>>>>>

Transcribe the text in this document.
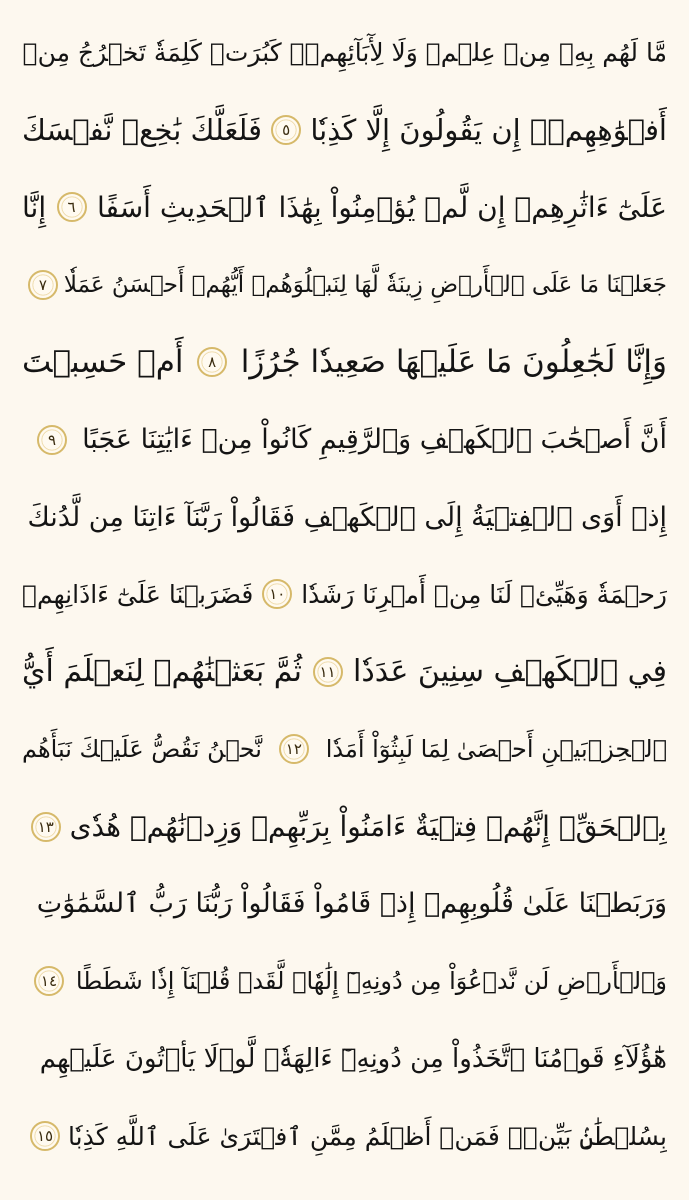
مَّا لَهُم بِهِۦ مِنۡ عِلۡمٖ وَلَا لِأٓبَآئِهِمۡۚ كَبُرَتۡ كَلِمَةٗ تَخۡرُجُ مِنۡ
أَفۡوَٰهِهِمۡۚ إِن يَقُولُونَ إِلَّا كَذِبٗا
٥
فَلَعَلَّكَ بَٰخِعٞ نَّفۡسَكَ
عَلَىٰٓ ءَاثَٰرِهِمۡ إِن لَّمۡ يُؤۡمِنُواْ بِهَٰذَا ٱلۡحَدِيثِ أَسَفًا
٦
إِنَّا
جَعَلۡنَا مَا عَلَى ٱلۡأَرۡضِ زِينَةٗ لَّهَا لِنَبۡلُوَهُمۡ أَيُّهُمۡ أَحۡسَنُ عَمَلٗا
٧
وَإِنَّا لَجَٰعِلُونَ مَا عَلَيۡهَا صَعِيدٗا جُرُزًا
٨
أَمۡ حَسِبۡتَ
أَنَّ أَصۡحَٰبَ ٱلۡكَهۡفِ وَٱلرَّقِيمِ كَانُواْ مِنۡ ءَايَٰتِنَا عَجَبًا
٩
إِذۡ أَوَى ٱلۡفِتۡيَةُ إِلَى ٱلۡكَهۡفِ فَقَالُواْ رَبَّنَآ ءَاتِنَا مِن لَّدُنكَ
رَحۡمَةٗ وَهَيِّئۡ لَنَا مِنۡ أَمۡرِنَا رَشَدٗا
١٠
فَضَرَبۡنَا عَلَىٰٓ ءَاذَانِهِمۡ
فِي ٱلۡكَهۡفِ سِنِينَ عَدَدٗا
١١
ثُمَّ بَعَثۡنَٰهُمۡ لِنَعۡلَمَ أَيُّ
ٱلۡحِزۡبَيۡنِ أَحۡصَىٰ لِمَا لَبِثُوٓاْ أَمَدٗا
١٢
نَّحۡنُ نَقُصُّ عَلَيۡكَ نَبَأَهُم
بِٱلۡحَقِّۚ إِنَّهُمۡ فِتۡيَةٌ ءَامَنُواْ بِرَبِّهِمۡ وَزِدۡنَٰهُمۡ هُدٗى
١٣
وَرَبَطۡنَا عَلَىٰ قُلُوبِهِمۡ إِذۡ قَامُواْ فَقَالُواْ رَبُّنَا رَبُّ ٱلسَّمَٰوَٰتِ
وَٱلۡأَرۡضِ لَن نَّدۡعُوَاْ مِن دُونِهِۦٓ إِلَٰهٗاۖ لَّقَدۡ قُلۡنَآ إِذٗا شَطَطًا
١٤
هَٰٓؤُلَآءِ قَوۡمُنَا ٱتَّخَذُواْ مِن دُونِهِۦٓ ءَالِهَةٗۖ لَّوۡلَا يَأۡتُونَ عَلَيۡهِم
بِسُلۡطَٰنِۢ بَيِّنٖۖ فَمَنۡ أَظۡلَمُ مِمَّنِ ٱفۡتَرَىٰ عَلَى ٱللَّهِ كَذِبٗا
١٥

<<<<<

• **Work to do**
Write out each entry exactly as given, but skip the pictures.

• **Response to this task**
Transcribe the text in this document.
مَّا لَهُم بِهِۦ مِنۡ عِلۡمٖ وَلَا لِأٓبَآئِهِمۡۚ كَبُرَتۡ كَلِمَةٗ تَخۡرُجُ مِنۡ
أَفۡوَٰهِهِمۡۚ إِن يَقُولُونَ إِلَّا كَذِبٗا
٥
فَلَعَلَّكَ بَٰخِعٞ نَّفۡسَكَ
عَلَىٰٓ ءَاثَٰرِهِمۡ إِن لَّمۡ يُؤۡمِنُواْ بِهَٰذَا ٱلۡحَدِيثِ أَسَفًا
٦
إِنَّا
جَعَلۡنَا مَا عَلَى ٱلۡأَرۡضِ زِينَةٗ لَّهَا لِنَبۡلُوَهُمۡ أَيُّهُمۡ أَحۡسَنُ عَمَلٗا
٧
وَإِنَّا لَجَٰعِلُونَ مَا عَلَيۡهَا صَعِيدٗا جُرُزًا
٨
أَمۡ حَسِبۡتَ
أَنَّ أَصۡحَٰبَ ٱلۡكَهۡفِ وَٱلرَّقِيمِ كَانُواْ مِنۡ ءَايَٰتِنَا عَجَبًا
٩
إِذۡ أَوَى ٱلۡفِتۡيَةُ إِلَى ٱلۡكَهۡفِ فَقَالُواْ رَبَّنَآ ءَاتِنَا مِن لَّدُنكَ
رَحۡمَةٗ وَهَيِّئۡ لَنَا مِنۡ أَمۡرِنَا رَشَدٗا
١٠
فَضَرَبۡنَا عَلَىٰٓ ءَاذَانِهِمۡ
فِي ٱلۡكَهۡفِ سِنِينَ عَدَدٗا
١١
ثُمَّ بَعَثۡنَٰهُمۡ لِنَعۡلَمَ أَيُّ
ٱلۡحِزۡبَيۡنِ أَحۡصَىٰ لِمَا لَبِثُوٓاْ أَمَدٗا
١٢
نَّحۡنُ نَقُصُّ عَلَيۡكَ نَبَأَهُم
بِٱلۡحَقِّۚ إِنَّهُمۡ فِتۡيَةٌ ءَامَنُواْ بِرَبِّهِمۡ وَزِدۡنَٰهُمۡ هُدٗى
١٣
وَرَبَطۡنَا عَلَىٰ قُلُوبِهِمۡ إِذۡ قَامُواْ فَقَالُواْ رَبُّنَا رَبُّ ٱلسَّمَٰوَٰتِ
وَٱلۡأَرۡضِ لَن نَّدۡعُوَاْ مِن دُونِهِۦٓ إِلَٰهٗاۖ لَّقَدۡ قُلۡنَآ إِذٗا شَطَطًا
١٤
هَٰٓؤُلَآءِ قَوۡمُنَا ٱتَّخَذُواْ مِن دُونِهِۦٓ ءَالِهَةٗۖ لَّوۡلَا يَأۡتُونَ عَلَيۡهِم
بِسُلۡطَٰنِۢ بَيِّنٖۖ فَمَنۡ أَظۡلَمُ مِمَّنِ ٱفۡتَرَىٰ عَلَى ٱللَّهِ كَذِبٗا
١٥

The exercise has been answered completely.